(Saved data entries)
*-*-*

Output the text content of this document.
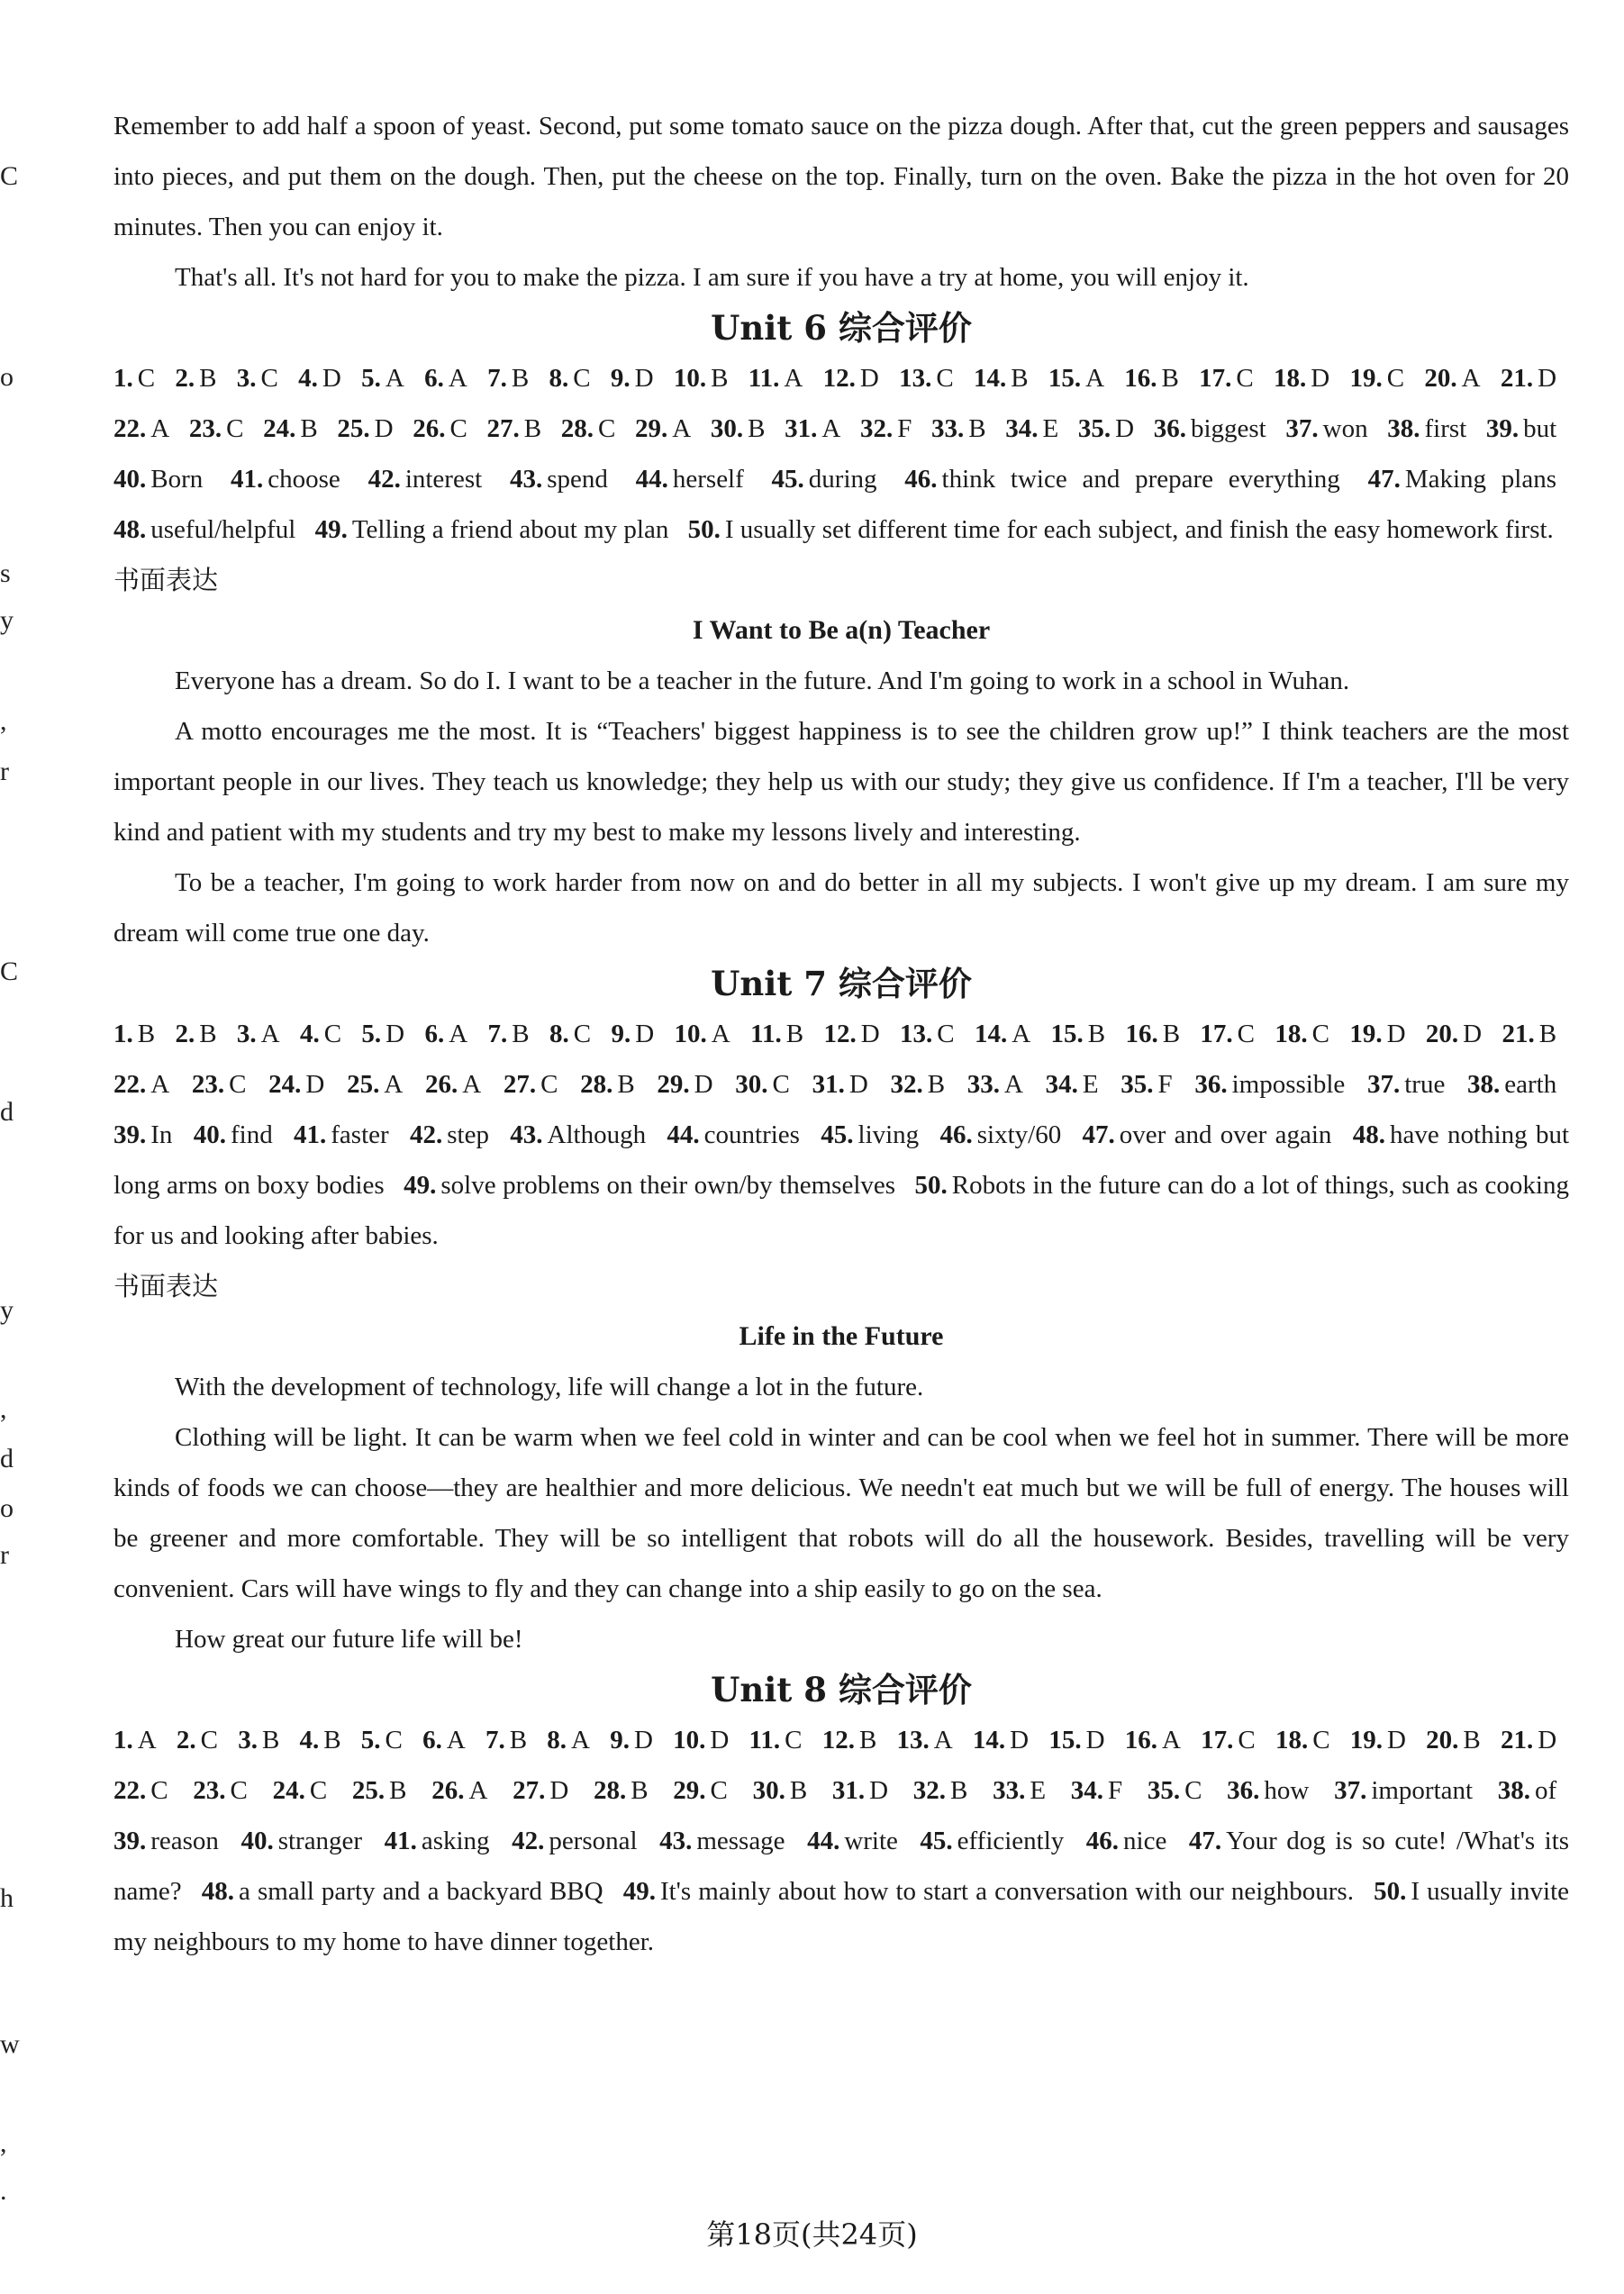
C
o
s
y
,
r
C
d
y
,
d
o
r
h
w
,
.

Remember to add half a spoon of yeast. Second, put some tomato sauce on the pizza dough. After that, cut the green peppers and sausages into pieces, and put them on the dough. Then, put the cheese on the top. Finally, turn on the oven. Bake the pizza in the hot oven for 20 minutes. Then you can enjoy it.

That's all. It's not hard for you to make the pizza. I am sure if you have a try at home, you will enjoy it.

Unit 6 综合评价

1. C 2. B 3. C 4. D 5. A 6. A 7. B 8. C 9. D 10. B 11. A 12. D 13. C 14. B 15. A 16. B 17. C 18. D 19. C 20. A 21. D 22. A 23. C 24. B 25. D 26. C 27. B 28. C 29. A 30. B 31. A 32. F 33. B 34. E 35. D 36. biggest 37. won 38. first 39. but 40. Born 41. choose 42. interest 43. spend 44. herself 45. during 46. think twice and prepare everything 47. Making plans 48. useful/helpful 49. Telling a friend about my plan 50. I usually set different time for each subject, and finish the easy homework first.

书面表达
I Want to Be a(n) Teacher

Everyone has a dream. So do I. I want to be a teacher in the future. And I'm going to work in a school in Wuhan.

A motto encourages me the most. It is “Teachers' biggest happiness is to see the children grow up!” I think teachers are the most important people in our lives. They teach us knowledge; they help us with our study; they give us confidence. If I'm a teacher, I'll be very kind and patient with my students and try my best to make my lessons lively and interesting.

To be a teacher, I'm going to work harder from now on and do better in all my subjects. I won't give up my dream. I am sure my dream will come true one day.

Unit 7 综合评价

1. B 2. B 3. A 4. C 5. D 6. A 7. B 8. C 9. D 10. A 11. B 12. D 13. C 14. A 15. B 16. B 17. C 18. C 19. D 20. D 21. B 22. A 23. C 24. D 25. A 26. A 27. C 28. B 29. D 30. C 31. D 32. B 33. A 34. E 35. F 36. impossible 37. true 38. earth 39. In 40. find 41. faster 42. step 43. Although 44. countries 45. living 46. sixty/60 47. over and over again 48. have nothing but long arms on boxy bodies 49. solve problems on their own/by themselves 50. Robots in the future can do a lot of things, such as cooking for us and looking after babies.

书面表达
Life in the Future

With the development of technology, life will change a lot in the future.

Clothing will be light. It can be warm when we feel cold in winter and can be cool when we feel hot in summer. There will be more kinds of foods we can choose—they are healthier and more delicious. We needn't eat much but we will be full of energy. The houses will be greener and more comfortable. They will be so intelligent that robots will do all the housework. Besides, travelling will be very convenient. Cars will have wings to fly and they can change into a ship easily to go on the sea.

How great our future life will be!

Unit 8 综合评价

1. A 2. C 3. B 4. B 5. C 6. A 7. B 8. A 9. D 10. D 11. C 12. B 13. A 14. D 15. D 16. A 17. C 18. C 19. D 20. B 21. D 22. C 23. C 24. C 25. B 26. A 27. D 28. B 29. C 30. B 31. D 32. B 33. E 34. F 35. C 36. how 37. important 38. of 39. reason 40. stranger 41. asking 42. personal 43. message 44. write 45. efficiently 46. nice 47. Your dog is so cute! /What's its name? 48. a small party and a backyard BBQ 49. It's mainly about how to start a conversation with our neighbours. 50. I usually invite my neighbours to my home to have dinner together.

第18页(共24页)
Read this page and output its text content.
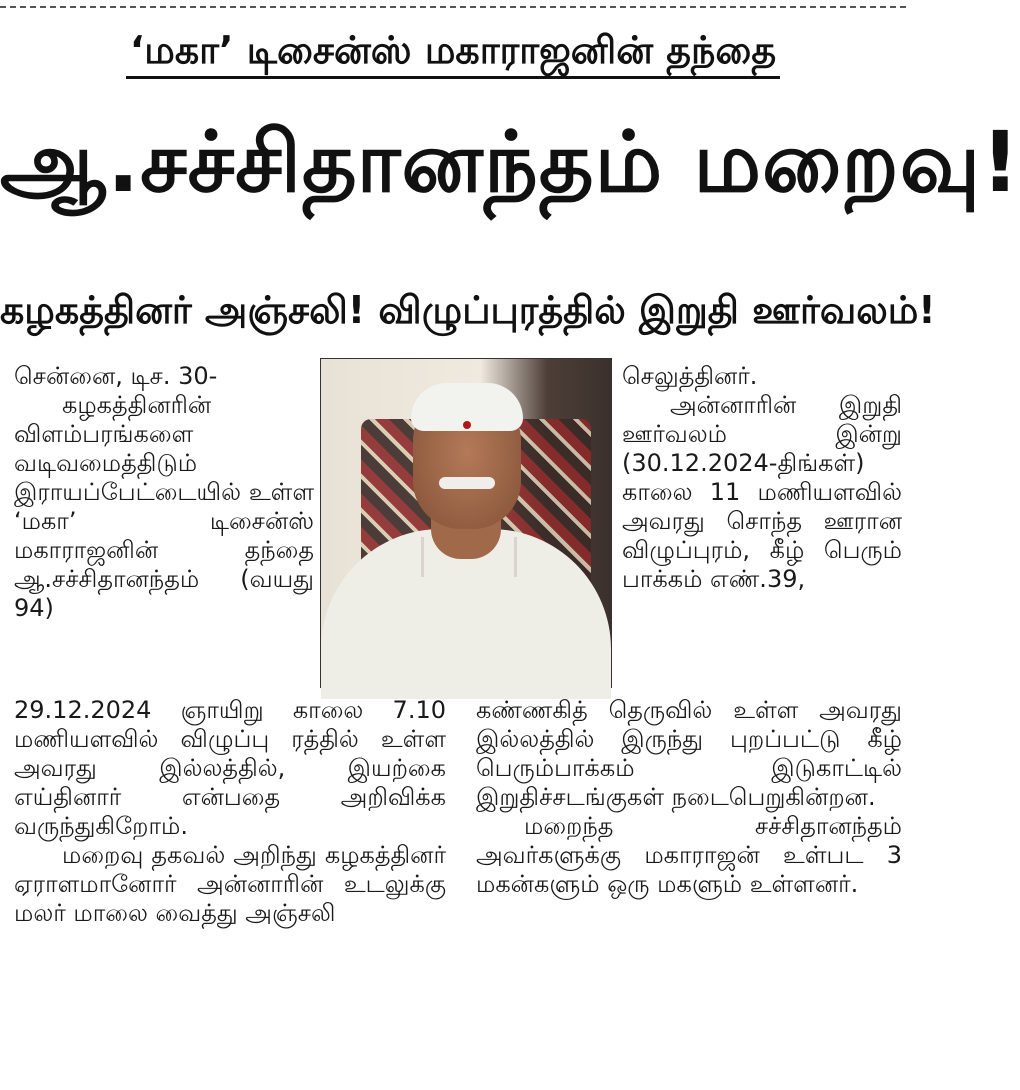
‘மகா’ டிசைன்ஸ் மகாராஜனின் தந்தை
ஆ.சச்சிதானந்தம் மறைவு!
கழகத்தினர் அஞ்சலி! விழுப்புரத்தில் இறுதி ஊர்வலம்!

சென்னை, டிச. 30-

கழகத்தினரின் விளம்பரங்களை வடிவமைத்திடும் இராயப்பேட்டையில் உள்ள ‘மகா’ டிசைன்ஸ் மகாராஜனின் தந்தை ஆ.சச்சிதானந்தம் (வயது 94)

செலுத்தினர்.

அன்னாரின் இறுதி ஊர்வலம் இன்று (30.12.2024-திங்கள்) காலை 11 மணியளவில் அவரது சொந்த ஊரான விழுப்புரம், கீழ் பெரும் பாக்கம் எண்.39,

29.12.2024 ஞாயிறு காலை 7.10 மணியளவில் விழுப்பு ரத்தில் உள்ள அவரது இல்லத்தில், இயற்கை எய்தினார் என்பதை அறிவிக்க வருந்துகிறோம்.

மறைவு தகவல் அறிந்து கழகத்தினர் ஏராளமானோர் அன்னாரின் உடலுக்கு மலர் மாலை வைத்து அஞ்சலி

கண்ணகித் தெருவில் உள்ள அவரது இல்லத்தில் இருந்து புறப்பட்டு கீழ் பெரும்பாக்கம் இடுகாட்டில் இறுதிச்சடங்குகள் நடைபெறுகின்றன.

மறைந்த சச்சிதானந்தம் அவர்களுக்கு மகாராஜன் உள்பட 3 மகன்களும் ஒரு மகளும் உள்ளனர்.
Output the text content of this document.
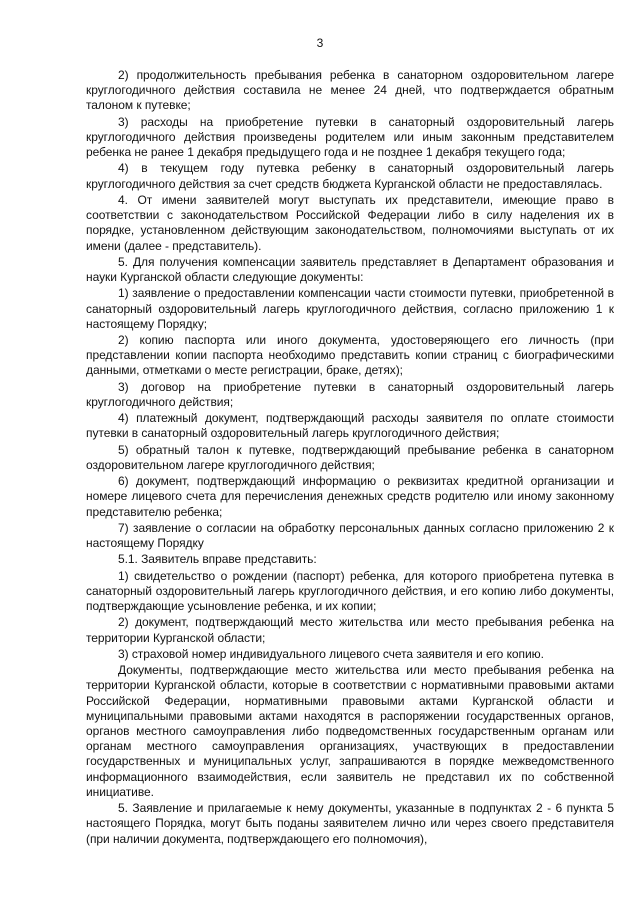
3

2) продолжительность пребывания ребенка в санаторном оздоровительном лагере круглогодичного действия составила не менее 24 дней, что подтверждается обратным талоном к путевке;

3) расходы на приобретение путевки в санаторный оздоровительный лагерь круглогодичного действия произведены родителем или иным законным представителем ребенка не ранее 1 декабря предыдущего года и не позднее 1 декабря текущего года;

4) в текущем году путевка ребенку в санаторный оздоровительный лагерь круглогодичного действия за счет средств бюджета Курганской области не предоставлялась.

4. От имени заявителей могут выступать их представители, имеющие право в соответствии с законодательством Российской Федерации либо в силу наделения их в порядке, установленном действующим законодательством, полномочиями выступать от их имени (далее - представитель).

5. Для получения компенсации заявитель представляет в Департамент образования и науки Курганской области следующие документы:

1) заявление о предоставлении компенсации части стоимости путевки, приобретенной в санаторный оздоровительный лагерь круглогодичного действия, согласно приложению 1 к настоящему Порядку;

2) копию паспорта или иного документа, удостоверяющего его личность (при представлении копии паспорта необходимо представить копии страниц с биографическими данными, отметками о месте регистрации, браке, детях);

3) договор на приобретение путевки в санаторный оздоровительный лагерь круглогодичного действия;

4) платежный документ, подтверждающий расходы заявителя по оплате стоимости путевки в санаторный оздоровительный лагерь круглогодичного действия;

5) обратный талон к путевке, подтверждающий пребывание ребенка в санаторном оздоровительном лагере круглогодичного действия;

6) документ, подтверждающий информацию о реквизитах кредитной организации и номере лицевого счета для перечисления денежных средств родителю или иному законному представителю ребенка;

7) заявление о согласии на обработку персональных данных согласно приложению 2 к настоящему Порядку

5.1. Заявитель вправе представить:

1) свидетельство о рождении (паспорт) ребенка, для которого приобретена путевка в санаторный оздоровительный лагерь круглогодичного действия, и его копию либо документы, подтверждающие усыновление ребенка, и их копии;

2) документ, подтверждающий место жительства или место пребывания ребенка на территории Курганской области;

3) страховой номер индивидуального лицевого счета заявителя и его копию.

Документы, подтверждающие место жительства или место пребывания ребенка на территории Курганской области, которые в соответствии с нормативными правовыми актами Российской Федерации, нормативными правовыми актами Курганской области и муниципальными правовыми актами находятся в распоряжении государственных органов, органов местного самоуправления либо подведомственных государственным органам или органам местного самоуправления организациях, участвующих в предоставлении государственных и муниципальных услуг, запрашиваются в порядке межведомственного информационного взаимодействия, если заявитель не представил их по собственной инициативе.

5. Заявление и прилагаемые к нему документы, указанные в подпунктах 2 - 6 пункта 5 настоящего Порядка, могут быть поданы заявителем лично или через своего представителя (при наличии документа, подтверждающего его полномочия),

*-*-*

* _The request_: Print out the whole of the material word for word, without pictures.

* _Reply_:
Output the text content of this document.
C
o
s
y
,
r
C
d
y
,
d
o
r
h
w
,
.

Remember to add half a spoon of yeast. Second, put some tomato sauce on the pizza dough. After that, cut the green peppers and sausages into pieces, and put them on the dough. Then, put the cheese on the top. Finally, turn on the oven. Bake the pizza in the hot oven for 20 minutes. Then you can enjoy it.

That's all. It's not hard for you to make the pizza. I am sure if you have a try at home, you will enjoy it.

Unit 6 综合评价

1. C 2. B 3. C 4. D 5. A 6. A 7. B 8. C 9. D 10. B 11. A 12. D 13. C 14. B 15. A 16. B 17. C 18. D 19. C 20. A 21. D 22. A 23. C 24. B 25. D 26. C 27. B 28. C 29. A 30. B 31. A 32. F 33. B 34. E 35. D 36. biggest 37. won 38. first 39. but 40. Born 41. choose 42. interest 43. spend 44. herself 45. during 46. think twice and prepare everything 47. Making plans 48. useful/helpful 49. Telling a friend about my plan 50. I usually set different time for each subject, and finish the easy homework first.

书面表达
I Want to Be a(n) Teacher

Everyone has a dream. So do I. I want to be a teacher in the future. And I'm going to work in a school in Wuhan.

A motto encourages me the most. It is “Teachers' biggest happiness is to see the children grow up!” I think teachers are the most important people in our lives. They teach us knowledge; they help us with our study; they give us confidence. If I'm a teacher, I'll be very kind and patient with my students and try my best to make my lessons lively and interesting.

To be a teacher, I'm going to work harder from now on and do better in all my subjects. I won't give up my dream. I am sure my dream will come true one day.

Unit 7 综合评价

1. B 2. B 3. A 4. C 5. D 6. A 7. B 8. C 9. D 10. A 11. B 12. D 13. C 14. A 15. B 16. B 17. C 18. C 19. D 20. D 21. B 22. A 23. C 24. D 25. A 26. A 27. C 28. B 29. D 30. C 31. D 32. B 33. A 34. E 35. F 36. impossible 37. true 38. earth 39. In 40. find 41. faster 42. step 43. Although 44. countries 45. living 46. sixty/60 47. over and over again 48. have nothing but long arms on boxy bodies 49. solve problems on their own/by themselves 50. Robots in the future can do a lot of things, such as cooking for us and looking after babies.

书面表达
Life in the Future

With the development of technology, life will change a lot in the future.

Clothing will be light. It can be warm when we feel cold in winter and can be cool when we feel hot in summer. There will be more kinds of foods we can choose—they are healthier and more delicious. We needn't eat much but we will be full of energy. The houses will be greener and more comfortable. They will be so intelligent that robots will do all the housework. Besides, travelling will be very convenient. Cars will have wings to fly and they can change into a ship easily to go on the sea.

How great our future life will be!

Unit 8 综合评价

1. A 2. C 3. B 4. B 5. C 6. A 7. B 8. A 9. D 10. D 11. C 12. B 13. A 14. D 15. D 16. A 17. C 18. C 19. D 20. B 21. D 22. C 23. C 24. C 25. B 26. A 27. D 28. B 29. C 30. B 31. D 32. B 33. E 34. F 35. C 36. how 37. important 38. of 39. reason 40. stranger 41. asking 42. personal 43. message 44. write 45. efficiently 46. nice 47. Your dog is so cute! /What's its name? 48. a small party and a backyard BBQ 49. It's mainly about how to start a conversation with our neighbours. 50. I usually invite my neighbours to my home to have dinner together.

第18页(共24页)
Read this page and output its text content.
‘மகா’ டிசைன்ஸ் மகாராஜனின் தந்தை
ஆ.சச்சிதானந்தம் மறைவு!
கழகத்தினர் அஞ்சலி! விழுப்புரத்தில் இறுதி ஊர்வலம்!

சென்னை, டிச. 30-

கழகத்தினரின் விளம்பரங்களை வடிவமைத்திடும் இராயப்பேட்டையில் உள்ள ‘மகா’ டிசைன்ஸ் மகாராஜனின் தந்தை ஆ.சச்சிதானந்தம் (வயது 94)

செலுத்தினர்.

அன்னாரின் இறுதி ஊர்வலம் இன்று (30.12.2024-திங்கள்) காலை 11 மணியளவில் அவரது சொந்த ஊரான விழுப்புரம், கீழ் பெரும் பாக்கம் எண்.39,

29.12.2024 ஞாயிறு காலை 7.10 மணியளவில் விழுப்பு ரத்தில் உள்ள அவரது இல்லத்தில், இயற்கை எய்தினார் என்பதை அறிவிக்க வருந்துகிறோம்.

மறைவு தகவல் அறிந்து கழகத்தினர் ஏராளமானோர் அன்னாரின் உடலுக்கு மலர் மாலை வைத்து அஞ்சலி

கண்ணகித் தெருவில் உள்ள அவரது இல்லத்தில் இருந்து புறப்பட்டு கீழ் பெரும்பாக்கம் இடுகாட்டில் இறுதிச்சடங்குகள் நடைபெறுகின்றன.

மறைந்த சச்சிதானந்தம் அவர்களுக்கு மகாராஜன் உள்பட 3 மகன்களும் ஒரு மகளும் உள்ளனர்.
Output the text content of this document.
3

2) продолжительность пребывания ребенка в санаторном оздоровительном лагере круглогодичного действия составила не менее 24 дней, что подтверждается обратным талоном к путевке;

3) расходы на приобретение путевки в санаторный оздоровительный лагерь круглогодичного действия произведены родителем или иным законным представителем ребенка не ранее 1 декабря предыдущего года и не позднее 1 декабря текущего года;

4) в текущем году путевка ребенку в санаторный оздоровительный лагерь круглогодичного действия за счет средств бюджета Курганской области не предоставлялась.

4. От имени заявителей могут выступать их представители, имеющие право в соответствии с законодательством Российской Федерации либо в силу наделения их в порядке, установленном действующим законодательством, полномочиями выступать от их имени (далее - представитель).

5. Для получения компенсации заявитель представляет в Департамент образования и науки Курганской области следующие документы:

1) заявление о предоставлении компенсации части стоимости путевки, приобретенной в санаторный оздоровительный лагерь круглогодичного действия, согласно приложению 1 к настоящему Порядку;

2) копию паспорта или иного документа, удостоверяющего его личность (при представлении копии паспорта необходимо представить копии страниц с биографическими данными, отметками о месте регистрации, браке, детях);

3) договор на приобретение путевки в санаторный оздоровительный лагерь круглогодичного действия;

4) платежный документ, подтверждающий расходы заявителя по оплате стоимости путевки в санаторный оздоровительный лагерь круглогодичного действия;

5) обратный талон к путевке, подтверждающий пребывание ребенка в санаторном оздоровительном лагере круглогодичного действия;

6) документ, подтверждающий информацию о реквизитах кредитной организации и номере лицевого счета для перечисления денежных средств родителю или иному законному представителю ребенка;

7) заявление о согласии на обработку персональных данных согласно приложению 2 к настоящему Порядку

5.1. Заявитель вправе представить:

1) свидетельство о рождении (паспорт) ребенка, для которого приобретена путевка в санаторный оздоровительный лагерь круглогодичного действия, и его копию либо документы, подтверждающие усыновление ребенка, и их копии;

2) документ, подтверждающий место жительства или место пребывания ребенка на территории Курганской области;

3) страховой номер индивидуального лицевого счета заявителя и его копию.

Документы, подтверждающие место жительства или место пребывания ребенка на территории Курганской области, которые в соответствии с нормативными правовыми актами Российской Федерации, нормативными правовыми актами Курганской области и муниципальными правовыми актами находятся в распоряжении государственных органов, органов местного самоуправления либо подведомственных государственным органам или органам местного самоуправления организациях, участвующих в предоставлении государственных и муниципальных услуг, запрашиваются в порядке межведомственного информационного взаимодействия, если заявитель не представил их по собственной инициативе.

5. Заявление и прилагаемые к нему документы, указанные в подпунктах 2 - 6 пункта 5 настоящего Порядка, могут быть поданы заявителем лично или через своего представителя (при наличии документа, подтверждающего его полномочия),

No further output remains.